Dataset listings of figures
════

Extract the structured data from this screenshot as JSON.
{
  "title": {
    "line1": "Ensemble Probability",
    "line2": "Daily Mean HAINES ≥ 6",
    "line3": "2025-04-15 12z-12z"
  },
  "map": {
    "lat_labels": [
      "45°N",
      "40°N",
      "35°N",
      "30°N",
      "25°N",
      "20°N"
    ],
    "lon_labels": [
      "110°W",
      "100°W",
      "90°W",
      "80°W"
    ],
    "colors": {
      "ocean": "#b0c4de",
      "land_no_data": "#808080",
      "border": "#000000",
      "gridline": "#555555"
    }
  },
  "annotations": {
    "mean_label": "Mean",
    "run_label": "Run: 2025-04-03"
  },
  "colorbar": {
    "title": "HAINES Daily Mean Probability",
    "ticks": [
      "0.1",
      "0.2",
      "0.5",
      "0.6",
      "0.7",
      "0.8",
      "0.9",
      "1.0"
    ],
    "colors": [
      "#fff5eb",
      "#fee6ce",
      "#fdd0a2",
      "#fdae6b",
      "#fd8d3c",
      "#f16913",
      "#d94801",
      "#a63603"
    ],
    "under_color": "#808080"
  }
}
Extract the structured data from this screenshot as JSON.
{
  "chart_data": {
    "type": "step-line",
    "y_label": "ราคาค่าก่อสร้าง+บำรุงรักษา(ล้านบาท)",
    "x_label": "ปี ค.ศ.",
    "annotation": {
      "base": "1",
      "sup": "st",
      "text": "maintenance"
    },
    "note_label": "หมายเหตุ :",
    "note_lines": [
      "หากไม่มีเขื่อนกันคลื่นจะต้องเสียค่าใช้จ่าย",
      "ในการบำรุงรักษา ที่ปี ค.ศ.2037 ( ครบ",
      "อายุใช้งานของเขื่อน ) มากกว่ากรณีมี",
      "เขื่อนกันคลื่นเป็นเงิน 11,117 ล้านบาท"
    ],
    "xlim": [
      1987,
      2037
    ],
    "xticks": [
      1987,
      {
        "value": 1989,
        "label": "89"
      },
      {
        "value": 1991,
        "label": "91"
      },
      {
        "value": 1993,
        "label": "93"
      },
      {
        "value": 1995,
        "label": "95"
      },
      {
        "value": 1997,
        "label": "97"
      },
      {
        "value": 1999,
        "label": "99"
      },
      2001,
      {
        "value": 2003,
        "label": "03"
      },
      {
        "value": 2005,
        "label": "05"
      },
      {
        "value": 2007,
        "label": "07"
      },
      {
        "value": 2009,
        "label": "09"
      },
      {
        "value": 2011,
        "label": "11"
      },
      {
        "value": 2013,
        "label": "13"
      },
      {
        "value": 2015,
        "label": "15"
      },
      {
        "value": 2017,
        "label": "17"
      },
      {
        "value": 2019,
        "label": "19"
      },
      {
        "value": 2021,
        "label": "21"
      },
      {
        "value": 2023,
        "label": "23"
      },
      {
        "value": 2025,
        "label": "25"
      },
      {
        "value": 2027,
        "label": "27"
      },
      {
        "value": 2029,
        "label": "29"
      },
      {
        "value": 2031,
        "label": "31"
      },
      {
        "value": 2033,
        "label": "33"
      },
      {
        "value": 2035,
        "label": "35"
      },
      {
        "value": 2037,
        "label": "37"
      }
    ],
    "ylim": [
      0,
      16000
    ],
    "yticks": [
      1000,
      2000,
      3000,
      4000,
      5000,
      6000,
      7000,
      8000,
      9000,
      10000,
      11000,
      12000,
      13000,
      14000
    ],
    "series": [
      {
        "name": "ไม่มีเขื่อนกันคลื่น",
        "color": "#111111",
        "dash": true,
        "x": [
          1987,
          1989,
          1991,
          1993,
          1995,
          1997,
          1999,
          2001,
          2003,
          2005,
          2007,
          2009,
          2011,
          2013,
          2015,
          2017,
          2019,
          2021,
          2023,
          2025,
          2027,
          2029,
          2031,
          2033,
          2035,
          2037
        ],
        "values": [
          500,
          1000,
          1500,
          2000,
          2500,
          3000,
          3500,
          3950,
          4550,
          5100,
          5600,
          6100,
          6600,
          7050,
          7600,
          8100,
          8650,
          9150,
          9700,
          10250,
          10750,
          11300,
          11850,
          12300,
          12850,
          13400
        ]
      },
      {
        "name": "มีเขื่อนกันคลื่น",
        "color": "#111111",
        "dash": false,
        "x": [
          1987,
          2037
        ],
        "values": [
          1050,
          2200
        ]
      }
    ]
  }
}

════

### Your goal
The lines above should be duplicated exactly.

### Complete response
Extract the structured data from this screenshot as JSON.
{
  "title": {
    "line1": "Ensemble Probability",
    "line2": "Daily Mean HAINES ≥ 6",
    "line3": "2025-04-15 12z-12z"
  },
  "map": {
    "lat_labels": [
      "45°N",
      "40°N",
      "35°N",
      "30°N",
      "25°N",
      "20°N"
    ],
    "lon_labels": [
      "110°W",
      "100°W",
      "90°W",
      "80°W"
    ],
    "colors": {
      "ocean": "#b0c4de",
      "land_no_data": "#808080",
      "border": "#000000",
      "gridline": "#555555"
    }
  },
  "annotations": {
    "mean_label": "Mean",
    "run_label": "Run: 2025-04-03"
  },
  "colorbar": {
    "title": "HAINES Daily Mean Probability",
    "ticks": [
      "0.1",
      "0.2",
      "0.5",
      "0.6",
      "0.7",
      "0.8",
      "0.9",
      "1.0"
    ],
    "colors": [
      "#fff5eb",
      "#fee6ce",
      "#fdd0a2",
      "#fdae6b",
      "#fd8d3c",
      "#f16913",
      "#d94801",
      "#a63603"
    ],
    "under_color": "#808080"
  }
}
Extract the structured data from this screenshot as JSON.
{
  "chart_data": {
    "type": "step-line",
    "y_label": "ราคาค่าก่อสร้าง+บำรุงรักษา(ล้านบาท)",
    "x_label": "ปี ค.ศ.",
    "annotation": {
      "base": "1",
      "sup": "st",
      "text": "maintenance"
    },
    "note_label": "หมายเหตุ :",
    "note_lines": [
      "หากไม่มีเขื่อนกันคลื่นจะต้องเสียค่าใช้จ่าย",
      "ในการบำรุงรักษา ที่ปี ค.ศ.2037 ( ครบ",
      "อายุใช้งานของเขื่อน ) มากกว่ากรณีมี",
      "เขื่อนกันคลื่นเป็นเงิน 11,117 ล้านบาท"
    ],
    "xlim": [
      1987,
      2037
    ],
    "xticks": [
      1987,
      {
        "value": 1989,
        "label": "89"
      },
      {
        "value": 1991,
        "label": "91"
      },
      {
        "value": 1993,
        "label": "93"
      },
      {
        "value": 1995,
        "label": "95"
      },
      {
        "value": 1997,
        "label": "97"
      },
      {
        "value": 1999,
        "label": "99"
      },
      2001,
      {
        "value": 2003,
        "label": "03"
      },
      {
        "value": 2005,
        "label": "05"
      },
      {
        "value": 2007,
        "label": "07"
      },
      {
        "value": 2009,
        "label": "09"
      },
      {
        "value": 2011,
        "label": "11"
      },
      {
        "value": 2013,
        "label": "13"
      },
      {
        "value": 2015,
        "label": "15"
      },
      {
        "value": 2017,
        "label": "17"
      },
      {
        "value": 2019,
        "label": "19"
      },
      {
        "value": 2021,
        "label": "21"
      },
      {
        "value": 2023,
        "label": "23"
      },
      {
        "value": 2025,
        "label": "25"
      },
      {
        "value": 2027,
        "label": "27"
      },
      {
        "value": 2029,
        "label": "29"
      },
      {
        "value": 2031,
        "label": "31"
      },
      {
        "value": 2033,
        "label": "33"
      },
      {
        "value": 2035,
        "label": "35"
      },
      {
        "value": 2037,
        "label": "37"
      }
    ],
    "ylim": [
      0,
      16000
    ],
    "yticks": [
      1000,
      2000,
      3000,
      4000,
      5000,
      6000,
      7000,
      8000,
      9000,
      10000,
      11000,
      12000,
      13000,
      14000
    ],
    "series": [
      {
        "name": "ไม่มีเขื่อนกันคลื่น",
        "color": "#111111",
        "dash": true,
        "x": [
          1987,
          1989,
          1991,
          1993,
          1995,
          1997,
          1999,
          2001,
          2003,
          2005,
          2007,
          2009,
          2011,
          2013,
          2015,
          2017,
          2019,
          2021,
          2023,
          2025,
          2027,
          2029,
          2031,
          2033,
          2035,
          2037
        ],
        "values": [
          500,
          1000,
          1500,
          2000,
          2500,
          3000,
          3500,
          3950,
          4550,
          5100,
          5600,
          6100,
          6600,
          7050,
          7600,
          8100,
          8650,
          9150,
          9700,
          10250,
          10750,
          11300,
          11850,
          12300,
          12850,
          13400
        ]
      },
      {
        "name": "มีเขื่อนกันคลื่น",
        "color": "#111111",
        "dash": false,
        "x": [
          1987,
          2037
        ],
        "values": [
          1050,
          2200
        ]
      }
    ]
  }
}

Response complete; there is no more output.